TASK PROMPT: Using the records that follow, copy every line containing the word "ylabel".

INFORMATION SHOWN:

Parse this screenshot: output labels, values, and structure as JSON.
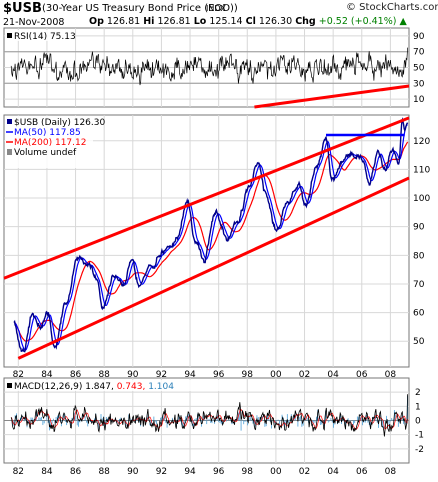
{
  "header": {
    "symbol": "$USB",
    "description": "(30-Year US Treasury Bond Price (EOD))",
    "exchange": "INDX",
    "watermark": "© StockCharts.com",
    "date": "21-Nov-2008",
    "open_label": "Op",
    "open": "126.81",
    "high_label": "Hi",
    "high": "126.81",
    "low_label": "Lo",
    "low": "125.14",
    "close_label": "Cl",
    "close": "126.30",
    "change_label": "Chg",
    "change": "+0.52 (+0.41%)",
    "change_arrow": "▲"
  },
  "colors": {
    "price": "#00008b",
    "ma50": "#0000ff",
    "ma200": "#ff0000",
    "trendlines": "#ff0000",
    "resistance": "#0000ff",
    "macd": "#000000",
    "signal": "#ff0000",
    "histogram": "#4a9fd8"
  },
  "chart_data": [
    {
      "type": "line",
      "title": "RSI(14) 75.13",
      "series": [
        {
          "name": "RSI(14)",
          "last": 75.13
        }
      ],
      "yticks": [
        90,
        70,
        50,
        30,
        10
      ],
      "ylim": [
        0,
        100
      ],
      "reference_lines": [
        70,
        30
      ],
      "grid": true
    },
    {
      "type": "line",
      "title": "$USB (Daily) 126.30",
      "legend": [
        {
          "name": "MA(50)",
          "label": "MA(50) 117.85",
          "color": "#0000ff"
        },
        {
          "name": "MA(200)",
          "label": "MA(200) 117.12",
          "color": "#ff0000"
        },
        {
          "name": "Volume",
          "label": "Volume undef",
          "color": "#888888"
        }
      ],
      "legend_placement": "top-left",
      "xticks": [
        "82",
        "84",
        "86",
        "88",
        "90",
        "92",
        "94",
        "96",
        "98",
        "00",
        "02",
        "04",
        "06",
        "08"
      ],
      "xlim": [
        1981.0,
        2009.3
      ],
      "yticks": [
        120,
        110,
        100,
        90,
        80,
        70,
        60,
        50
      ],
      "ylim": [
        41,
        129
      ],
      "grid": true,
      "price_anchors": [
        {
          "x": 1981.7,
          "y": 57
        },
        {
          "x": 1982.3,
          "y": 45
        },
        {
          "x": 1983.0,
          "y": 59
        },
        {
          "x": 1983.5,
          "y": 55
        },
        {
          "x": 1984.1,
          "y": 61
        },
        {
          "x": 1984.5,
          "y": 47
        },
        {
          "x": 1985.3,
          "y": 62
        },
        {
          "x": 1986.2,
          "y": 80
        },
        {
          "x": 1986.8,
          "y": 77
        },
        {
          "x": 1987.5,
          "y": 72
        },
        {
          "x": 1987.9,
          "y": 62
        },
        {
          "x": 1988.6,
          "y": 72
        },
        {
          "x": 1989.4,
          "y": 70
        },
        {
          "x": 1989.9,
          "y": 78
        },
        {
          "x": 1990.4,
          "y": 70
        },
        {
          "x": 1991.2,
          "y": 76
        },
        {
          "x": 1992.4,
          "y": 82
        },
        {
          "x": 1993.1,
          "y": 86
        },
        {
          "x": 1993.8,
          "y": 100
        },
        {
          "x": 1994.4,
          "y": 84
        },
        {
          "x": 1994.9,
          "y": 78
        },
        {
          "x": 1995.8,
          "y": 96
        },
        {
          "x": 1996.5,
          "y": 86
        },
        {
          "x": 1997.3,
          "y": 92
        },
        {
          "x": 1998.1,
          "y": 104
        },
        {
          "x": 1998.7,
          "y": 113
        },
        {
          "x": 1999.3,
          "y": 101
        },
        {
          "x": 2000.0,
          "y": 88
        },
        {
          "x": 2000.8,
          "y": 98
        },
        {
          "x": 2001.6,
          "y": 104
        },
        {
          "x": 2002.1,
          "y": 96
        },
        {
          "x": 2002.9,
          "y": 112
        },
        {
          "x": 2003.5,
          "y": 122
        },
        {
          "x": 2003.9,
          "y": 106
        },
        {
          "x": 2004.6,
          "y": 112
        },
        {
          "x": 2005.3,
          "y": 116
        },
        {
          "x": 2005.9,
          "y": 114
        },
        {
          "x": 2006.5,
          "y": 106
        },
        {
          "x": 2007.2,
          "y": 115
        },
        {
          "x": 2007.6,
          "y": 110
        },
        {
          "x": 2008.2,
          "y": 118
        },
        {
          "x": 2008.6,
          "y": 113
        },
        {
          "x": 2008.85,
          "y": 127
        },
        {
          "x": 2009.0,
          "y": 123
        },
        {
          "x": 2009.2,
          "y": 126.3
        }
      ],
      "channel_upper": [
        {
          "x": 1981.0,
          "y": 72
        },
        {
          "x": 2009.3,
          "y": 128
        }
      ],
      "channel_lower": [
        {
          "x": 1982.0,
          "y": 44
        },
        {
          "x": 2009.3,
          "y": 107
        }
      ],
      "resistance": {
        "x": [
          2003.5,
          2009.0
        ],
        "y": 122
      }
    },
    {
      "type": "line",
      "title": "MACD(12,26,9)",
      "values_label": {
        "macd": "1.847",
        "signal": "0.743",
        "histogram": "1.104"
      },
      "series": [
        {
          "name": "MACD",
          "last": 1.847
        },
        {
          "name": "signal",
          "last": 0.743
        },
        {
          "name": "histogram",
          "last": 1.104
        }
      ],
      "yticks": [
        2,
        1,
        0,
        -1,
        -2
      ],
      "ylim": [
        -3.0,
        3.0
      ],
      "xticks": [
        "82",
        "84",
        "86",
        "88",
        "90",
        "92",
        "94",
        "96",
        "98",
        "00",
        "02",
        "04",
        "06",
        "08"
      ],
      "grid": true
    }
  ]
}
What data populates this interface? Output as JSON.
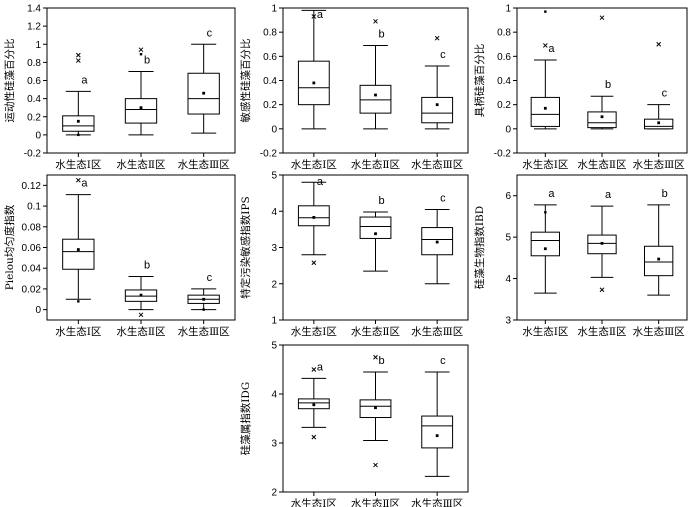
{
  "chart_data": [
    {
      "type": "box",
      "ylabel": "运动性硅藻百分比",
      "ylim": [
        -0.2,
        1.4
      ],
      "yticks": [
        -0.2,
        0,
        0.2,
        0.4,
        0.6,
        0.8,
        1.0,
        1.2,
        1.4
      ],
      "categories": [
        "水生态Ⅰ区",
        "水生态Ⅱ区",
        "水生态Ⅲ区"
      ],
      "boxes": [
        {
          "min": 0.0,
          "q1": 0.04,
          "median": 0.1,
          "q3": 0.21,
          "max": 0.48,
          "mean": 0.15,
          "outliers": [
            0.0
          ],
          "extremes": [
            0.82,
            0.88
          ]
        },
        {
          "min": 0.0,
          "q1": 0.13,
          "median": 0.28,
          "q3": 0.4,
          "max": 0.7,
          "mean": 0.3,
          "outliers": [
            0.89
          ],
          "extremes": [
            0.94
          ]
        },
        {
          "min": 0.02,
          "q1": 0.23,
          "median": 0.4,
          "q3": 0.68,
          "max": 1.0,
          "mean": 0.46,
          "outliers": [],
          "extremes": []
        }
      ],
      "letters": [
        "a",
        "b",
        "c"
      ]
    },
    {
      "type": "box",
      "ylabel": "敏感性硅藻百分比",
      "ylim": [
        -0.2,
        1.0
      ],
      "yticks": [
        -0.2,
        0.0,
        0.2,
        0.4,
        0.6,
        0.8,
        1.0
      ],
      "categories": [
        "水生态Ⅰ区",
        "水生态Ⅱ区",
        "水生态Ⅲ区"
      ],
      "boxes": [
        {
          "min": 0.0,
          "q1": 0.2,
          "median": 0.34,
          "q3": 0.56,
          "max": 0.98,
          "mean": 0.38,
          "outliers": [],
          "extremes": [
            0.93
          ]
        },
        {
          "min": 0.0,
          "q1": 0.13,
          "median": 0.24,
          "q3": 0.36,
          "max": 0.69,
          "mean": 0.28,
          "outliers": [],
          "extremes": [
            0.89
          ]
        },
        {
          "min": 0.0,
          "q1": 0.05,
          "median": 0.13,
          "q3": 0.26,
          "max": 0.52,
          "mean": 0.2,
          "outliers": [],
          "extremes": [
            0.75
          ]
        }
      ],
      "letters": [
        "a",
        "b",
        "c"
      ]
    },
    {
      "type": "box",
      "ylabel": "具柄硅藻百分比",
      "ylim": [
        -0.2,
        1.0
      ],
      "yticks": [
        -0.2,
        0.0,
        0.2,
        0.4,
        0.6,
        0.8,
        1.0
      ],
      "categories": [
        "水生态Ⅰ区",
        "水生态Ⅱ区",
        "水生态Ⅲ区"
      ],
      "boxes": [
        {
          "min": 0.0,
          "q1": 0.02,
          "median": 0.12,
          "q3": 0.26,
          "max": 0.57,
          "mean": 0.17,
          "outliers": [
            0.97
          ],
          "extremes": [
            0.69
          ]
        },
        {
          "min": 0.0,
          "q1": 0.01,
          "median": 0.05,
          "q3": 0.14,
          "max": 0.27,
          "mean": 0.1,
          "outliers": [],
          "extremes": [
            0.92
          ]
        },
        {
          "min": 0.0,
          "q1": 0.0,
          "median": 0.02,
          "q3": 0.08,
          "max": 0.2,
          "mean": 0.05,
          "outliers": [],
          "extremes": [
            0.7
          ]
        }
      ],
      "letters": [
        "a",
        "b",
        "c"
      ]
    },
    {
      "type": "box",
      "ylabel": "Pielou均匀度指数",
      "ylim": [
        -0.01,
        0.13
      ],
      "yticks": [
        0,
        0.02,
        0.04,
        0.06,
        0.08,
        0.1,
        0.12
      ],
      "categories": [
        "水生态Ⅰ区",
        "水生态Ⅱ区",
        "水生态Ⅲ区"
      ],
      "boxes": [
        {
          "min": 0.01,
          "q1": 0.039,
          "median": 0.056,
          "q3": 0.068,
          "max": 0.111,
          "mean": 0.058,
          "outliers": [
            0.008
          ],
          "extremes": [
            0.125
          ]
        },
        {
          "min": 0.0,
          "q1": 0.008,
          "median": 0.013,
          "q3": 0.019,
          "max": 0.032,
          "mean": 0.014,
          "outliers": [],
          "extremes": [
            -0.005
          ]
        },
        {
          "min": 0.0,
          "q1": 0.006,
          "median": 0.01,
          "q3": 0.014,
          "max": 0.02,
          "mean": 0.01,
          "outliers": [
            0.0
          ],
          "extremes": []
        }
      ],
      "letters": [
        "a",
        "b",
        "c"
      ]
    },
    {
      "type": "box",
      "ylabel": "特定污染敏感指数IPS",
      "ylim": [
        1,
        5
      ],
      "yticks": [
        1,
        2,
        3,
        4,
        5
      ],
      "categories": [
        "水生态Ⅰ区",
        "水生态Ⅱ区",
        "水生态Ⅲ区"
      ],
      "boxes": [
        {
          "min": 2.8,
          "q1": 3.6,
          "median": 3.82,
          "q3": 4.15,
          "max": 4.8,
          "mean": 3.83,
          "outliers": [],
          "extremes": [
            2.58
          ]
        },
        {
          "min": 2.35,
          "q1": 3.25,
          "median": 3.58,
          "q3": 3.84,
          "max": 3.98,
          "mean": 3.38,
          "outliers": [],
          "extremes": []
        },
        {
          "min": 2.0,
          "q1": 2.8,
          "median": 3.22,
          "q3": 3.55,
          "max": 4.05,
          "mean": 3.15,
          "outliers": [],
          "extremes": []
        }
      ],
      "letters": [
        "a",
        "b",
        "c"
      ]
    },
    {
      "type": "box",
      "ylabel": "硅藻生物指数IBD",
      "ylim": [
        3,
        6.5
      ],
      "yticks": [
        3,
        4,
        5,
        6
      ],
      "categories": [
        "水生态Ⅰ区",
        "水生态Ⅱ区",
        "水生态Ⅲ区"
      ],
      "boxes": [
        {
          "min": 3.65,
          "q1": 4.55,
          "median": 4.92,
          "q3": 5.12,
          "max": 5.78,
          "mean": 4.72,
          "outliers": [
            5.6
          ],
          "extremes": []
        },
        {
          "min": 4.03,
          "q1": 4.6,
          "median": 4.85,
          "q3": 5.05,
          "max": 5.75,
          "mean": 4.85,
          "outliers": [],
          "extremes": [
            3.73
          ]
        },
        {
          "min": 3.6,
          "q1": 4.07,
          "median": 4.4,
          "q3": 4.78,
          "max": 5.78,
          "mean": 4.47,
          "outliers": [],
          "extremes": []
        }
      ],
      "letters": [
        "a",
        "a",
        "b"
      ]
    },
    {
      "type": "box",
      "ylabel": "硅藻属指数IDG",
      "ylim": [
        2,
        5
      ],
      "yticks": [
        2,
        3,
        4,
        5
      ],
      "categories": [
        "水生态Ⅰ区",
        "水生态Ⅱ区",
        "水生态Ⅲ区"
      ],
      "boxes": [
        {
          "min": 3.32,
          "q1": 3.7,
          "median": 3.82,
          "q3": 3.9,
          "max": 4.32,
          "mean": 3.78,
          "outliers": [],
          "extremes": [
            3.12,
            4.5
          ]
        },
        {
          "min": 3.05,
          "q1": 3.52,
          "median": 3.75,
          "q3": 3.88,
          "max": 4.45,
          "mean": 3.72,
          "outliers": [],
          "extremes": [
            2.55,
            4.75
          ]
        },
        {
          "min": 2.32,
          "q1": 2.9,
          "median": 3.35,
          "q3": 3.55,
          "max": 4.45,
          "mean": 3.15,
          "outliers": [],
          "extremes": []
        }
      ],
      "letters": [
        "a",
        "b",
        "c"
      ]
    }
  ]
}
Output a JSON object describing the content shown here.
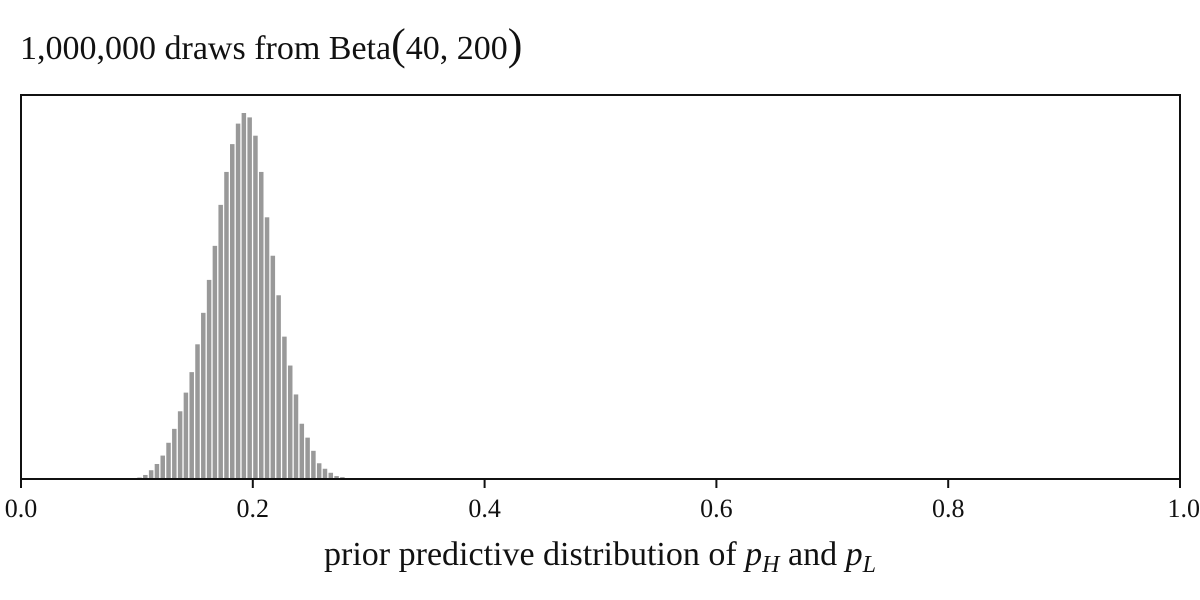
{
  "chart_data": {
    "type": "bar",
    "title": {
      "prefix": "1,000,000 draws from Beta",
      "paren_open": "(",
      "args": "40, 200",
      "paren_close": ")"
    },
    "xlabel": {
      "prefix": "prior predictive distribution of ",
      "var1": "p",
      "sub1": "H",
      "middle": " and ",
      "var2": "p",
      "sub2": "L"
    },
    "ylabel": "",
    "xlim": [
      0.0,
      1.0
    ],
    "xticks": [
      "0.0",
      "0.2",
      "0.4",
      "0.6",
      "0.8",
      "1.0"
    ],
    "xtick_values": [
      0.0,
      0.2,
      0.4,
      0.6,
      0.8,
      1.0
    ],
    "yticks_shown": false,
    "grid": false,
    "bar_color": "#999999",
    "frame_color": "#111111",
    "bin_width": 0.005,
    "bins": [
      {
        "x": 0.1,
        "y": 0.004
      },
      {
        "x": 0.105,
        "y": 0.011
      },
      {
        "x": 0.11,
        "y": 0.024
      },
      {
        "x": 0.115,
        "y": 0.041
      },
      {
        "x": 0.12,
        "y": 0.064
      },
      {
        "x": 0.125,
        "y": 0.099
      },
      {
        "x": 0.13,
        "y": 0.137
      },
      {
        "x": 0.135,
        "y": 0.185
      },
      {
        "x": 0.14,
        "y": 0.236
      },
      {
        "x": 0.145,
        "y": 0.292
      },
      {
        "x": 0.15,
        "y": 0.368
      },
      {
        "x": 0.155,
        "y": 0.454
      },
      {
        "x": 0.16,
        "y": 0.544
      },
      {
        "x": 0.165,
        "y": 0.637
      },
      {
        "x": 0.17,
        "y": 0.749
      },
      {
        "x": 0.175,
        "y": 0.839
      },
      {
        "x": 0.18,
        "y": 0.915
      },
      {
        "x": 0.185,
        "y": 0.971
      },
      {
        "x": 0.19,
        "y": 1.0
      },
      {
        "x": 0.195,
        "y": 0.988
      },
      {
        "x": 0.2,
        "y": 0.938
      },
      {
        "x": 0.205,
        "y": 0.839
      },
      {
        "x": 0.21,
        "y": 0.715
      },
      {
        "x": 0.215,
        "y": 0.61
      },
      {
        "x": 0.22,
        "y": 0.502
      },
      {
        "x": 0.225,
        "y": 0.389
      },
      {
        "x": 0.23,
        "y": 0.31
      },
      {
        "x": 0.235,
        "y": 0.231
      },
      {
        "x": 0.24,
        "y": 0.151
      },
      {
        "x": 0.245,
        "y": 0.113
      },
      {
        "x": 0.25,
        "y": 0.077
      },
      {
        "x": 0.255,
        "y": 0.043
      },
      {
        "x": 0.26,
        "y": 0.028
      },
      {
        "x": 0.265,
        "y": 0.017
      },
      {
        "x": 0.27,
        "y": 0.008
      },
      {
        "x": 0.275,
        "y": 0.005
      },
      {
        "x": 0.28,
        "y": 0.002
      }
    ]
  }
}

SOLVED PROBLEM:
      "ylabel": "运动性硅藻百分比",
      "ylabel": "敏感性硅藻百分比",
      "ylabel": "具柄硅藻百分比",
      "ylabel": "Pielou均匀度指数",
      "ylabel": "特定污染敏感指数IPS",
      "ylabel": "硅藻生物指数IBD",
      "ylabel": "硅藻属指数IDG",
    "ylabel": "",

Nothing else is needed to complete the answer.